--- DATA RECORDS ---
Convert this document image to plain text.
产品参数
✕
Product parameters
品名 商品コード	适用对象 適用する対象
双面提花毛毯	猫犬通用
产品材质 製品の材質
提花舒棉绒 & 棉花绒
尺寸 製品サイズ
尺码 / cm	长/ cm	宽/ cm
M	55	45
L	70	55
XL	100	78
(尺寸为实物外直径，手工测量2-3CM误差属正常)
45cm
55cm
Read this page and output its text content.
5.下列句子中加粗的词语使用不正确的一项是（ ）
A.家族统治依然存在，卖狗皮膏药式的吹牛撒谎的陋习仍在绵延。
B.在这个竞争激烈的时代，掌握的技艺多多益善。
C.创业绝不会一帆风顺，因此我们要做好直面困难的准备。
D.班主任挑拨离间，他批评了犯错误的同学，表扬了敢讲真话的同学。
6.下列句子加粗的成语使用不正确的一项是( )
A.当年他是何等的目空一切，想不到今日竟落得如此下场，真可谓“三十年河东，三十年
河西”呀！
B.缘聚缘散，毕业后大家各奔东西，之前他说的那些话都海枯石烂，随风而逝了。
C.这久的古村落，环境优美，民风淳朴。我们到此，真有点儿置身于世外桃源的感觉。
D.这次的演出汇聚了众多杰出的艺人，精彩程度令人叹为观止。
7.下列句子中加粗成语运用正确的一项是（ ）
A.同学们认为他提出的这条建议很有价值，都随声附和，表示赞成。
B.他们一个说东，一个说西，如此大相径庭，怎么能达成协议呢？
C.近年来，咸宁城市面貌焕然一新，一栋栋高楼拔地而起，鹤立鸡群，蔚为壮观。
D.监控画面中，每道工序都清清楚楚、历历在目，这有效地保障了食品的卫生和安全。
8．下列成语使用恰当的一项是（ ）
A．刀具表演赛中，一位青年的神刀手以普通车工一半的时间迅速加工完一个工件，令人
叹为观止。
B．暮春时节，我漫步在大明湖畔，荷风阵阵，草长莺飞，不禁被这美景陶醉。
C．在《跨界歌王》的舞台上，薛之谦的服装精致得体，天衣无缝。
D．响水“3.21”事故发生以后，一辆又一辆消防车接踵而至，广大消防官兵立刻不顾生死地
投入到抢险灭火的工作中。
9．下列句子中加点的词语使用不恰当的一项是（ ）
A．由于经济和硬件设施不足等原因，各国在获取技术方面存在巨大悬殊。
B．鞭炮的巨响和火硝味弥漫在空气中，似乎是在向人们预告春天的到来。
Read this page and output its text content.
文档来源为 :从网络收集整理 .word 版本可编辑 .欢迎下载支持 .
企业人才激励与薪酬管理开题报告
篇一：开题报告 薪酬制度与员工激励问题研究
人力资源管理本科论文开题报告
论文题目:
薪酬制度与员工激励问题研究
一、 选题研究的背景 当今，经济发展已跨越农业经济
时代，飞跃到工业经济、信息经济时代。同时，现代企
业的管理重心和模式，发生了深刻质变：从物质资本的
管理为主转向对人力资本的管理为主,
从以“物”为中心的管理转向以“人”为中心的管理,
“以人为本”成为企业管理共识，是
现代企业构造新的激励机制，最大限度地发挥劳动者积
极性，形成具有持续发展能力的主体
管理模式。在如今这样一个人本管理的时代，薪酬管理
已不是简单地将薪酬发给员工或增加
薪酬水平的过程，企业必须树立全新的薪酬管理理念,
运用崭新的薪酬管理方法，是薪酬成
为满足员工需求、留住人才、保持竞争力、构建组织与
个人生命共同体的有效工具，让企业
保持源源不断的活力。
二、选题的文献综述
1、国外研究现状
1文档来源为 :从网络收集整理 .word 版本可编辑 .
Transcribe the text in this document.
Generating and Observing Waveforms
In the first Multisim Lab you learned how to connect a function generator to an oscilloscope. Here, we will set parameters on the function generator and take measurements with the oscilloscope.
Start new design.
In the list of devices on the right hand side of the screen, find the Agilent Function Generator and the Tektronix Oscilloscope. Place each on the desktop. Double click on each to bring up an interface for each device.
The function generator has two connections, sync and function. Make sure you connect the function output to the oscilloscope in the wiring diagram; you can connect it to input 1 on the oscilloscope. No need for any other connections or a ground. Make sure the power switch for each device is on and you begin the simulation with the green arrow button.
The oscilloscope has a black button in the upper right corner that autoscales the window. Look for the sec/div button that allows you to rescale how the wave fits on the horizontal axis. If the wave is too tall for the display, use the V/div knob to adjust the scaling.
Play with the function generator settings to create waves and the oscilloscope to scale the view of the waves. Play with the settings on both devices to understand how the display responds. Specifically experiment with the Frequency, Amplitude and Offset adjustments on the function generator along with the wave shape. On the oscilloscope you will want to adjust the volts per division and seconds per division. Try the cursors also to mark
---
- **SET TASK**: Above are some records; repeat all of them exactly.

- **FINISHED TASK**:
Convert this document image to plain text.
产品参数
✕
Product parameters
品名 商品コード	适用对象 適用する対象
双面提花毛毯	猫犬通用
产品材质 製品の材質
提花舒棉绒 & 棉花绒
尺寸 製品サイズ
尺码 / cm	长/ cm	宽/ cm
M	55	45
L	70	55
XL	100	78
(尺寸为实物外直径，手工测量2-3CM误差属正常)
45cm
55cm
Read this page and output its text content.
5.下列句子中加粗的词语使用不正确的一项是（ ）
A.家族统治依然存在，卖狗皮膏药式的吹牛撒谎的陋习仍在绵延。
B.在这个竞争激烈的时代，掌握的技艺多多益善。
C.创业绝不会一帆风顺，因此我们要做好直面困难的准备。
D.班主任挑拨离间，他批评了犯错误的同学，表扬了敢讲真话的同学。
6.下列句子加粗的成语使用不正确的一项是( )
A.当年他是何等的目空一切，想不到今日竟落得如此下场，真可谓“三十年河东，三十年
河西”呀！
B.缘聚缘散，毕业后大家各奔东西，之前他说的那些话都海枯石烂，随风而逝了。
C.这久的古村落，环境优美，民风淳朴。我们到此，真有点儿置身于世外桃源的感觉。
D.这次的演出汇聚了众多杰出的艺人，精彩程度令人叹为观止。
7.下列句子中加粗成语运用正确的一项是（ ）
A.同学们认为他提出的这条建议很有价值，都随声附和，表示赞成。
B.他们一个说东，一个说西，如此大相径庭，怎么能达成协议呢？
C.近年来，咸宁城市面貌焕然一新，一栋栋高楼拔地而起，鹤立鸡群，蔚为壮观。
D.监控画面中，每道工序都清清楚楚、历历在目，这有效地保障了食品的卫生和安全。
8．下列成语使用恰当的一项是（ ）
A．刀具表演赛中，一位青年的神刀手以普通车工一半的时间迅速加工完一个工件，令人
叹为观止。
B．暮春时节，我漫步在大明湖畔，荷风阵阵，草长莺飞，不禁被这美景陶醉。
C．在《跨界歌王》的舞台上，薛之谦的服装精致得体，天衣无缝。
D．响水“3.21”事故发生以后，一辆又一辆消防车接踵而至，广大消防官兵立刻不顾生死地
投入到抢险灭火的工作中。
9．下列句子中加点的词语使用不恰当的一项是（ ）
A．由于经济和硬件设施不足等原因，各国在获取技术方面存在巨大悬殊。
B．鞭炮的巨响和火硝味弥漫在空气中，似乎是在向人们预告春天的到来。
Read this page and output its text content.
文档来源为 :从网络收集整理 .word 版本可编辑 .欢迎下载支持 .
企业人才激励与薪酬管理开题报告
篇一：开题报告 薪酬制度与员工激励问题研究
人力资源管理本科论文开题报告
论文题目:
薪酬制度与员工激励问题研究
一、 选题研究的背景 当今，经济发展已跨越农业经济
时代，飞跃到工业经济、信息经济时代。同时，现代企
业的管理重心和模式，发生了深刻质变：从物质资本的
管理为主转向对人力资本的管理为主,
从以“物”为中心的管理转向以“人”为中心的管理,
“以人为本”成为企业管理共识，是
现代企业构造新的激励机制，最大限度地发挥劳动者积
极性，形成具有持续发展能力的主体
管理模式。在如今这样一个人本管理的时代，薪酬管理
已不是简单地将薪酬发给员工或增加
薪酬水平的过程，企业必须树立全新的薪酬管理理念,
运用崭新的薪酬管理方法，是薪酬成
为满足员工需求、留住人才、保持竞争力、构建组织与
个人生命共同体的有效工具，让企业
保持源源不断的活力。
二、选题的文献综述
1、国外研究现状
1文档来源为 :从网络收集整理 .word 版本可编辑 .
Transcribe the text in this document.
Generating and Observing Waveforms
In the first Multisim Lab you learned how to connect a function generator to an oscilloscope. Here, we will set parameters on the function generator and take measurements with the oscilloscope.
Start new design.
In the list of devices on the right hand side of the screen, find the Agilent Function Generator and the Tektronix Oscilloscope. Place each on the desktop. Double click on each to bring up an interface for each device.
The function generator has two connections, sync and function. Make sure you connect the function output to the oscilloscope in the wiring diagram; you can connect it to input 1 on the oscilloscope. No need for any other connections or a ground. Make sure the power switch for each device is on and you begin the simulation with the green arrow button.
The oscilloscope has a black button in the upper right corner that autoscales the window. Look for the sec/div button that allows you to rescale how the wave fits on the horizontal axis. If the wave is too tall for the display, use the V/div knob to adjust the scaling.
Play with the function generator settings to create waves and the oscilloscope to scale the view of the waves. Play with the settings on both devices to understand how the display responds. Specifically experiment with the Frequency, Amplitude and Offset adjustments on the function generator along with the wave shape. On the oscilloscope you will want to adjust the volts per division and seconds per division. Try the cursors also to mark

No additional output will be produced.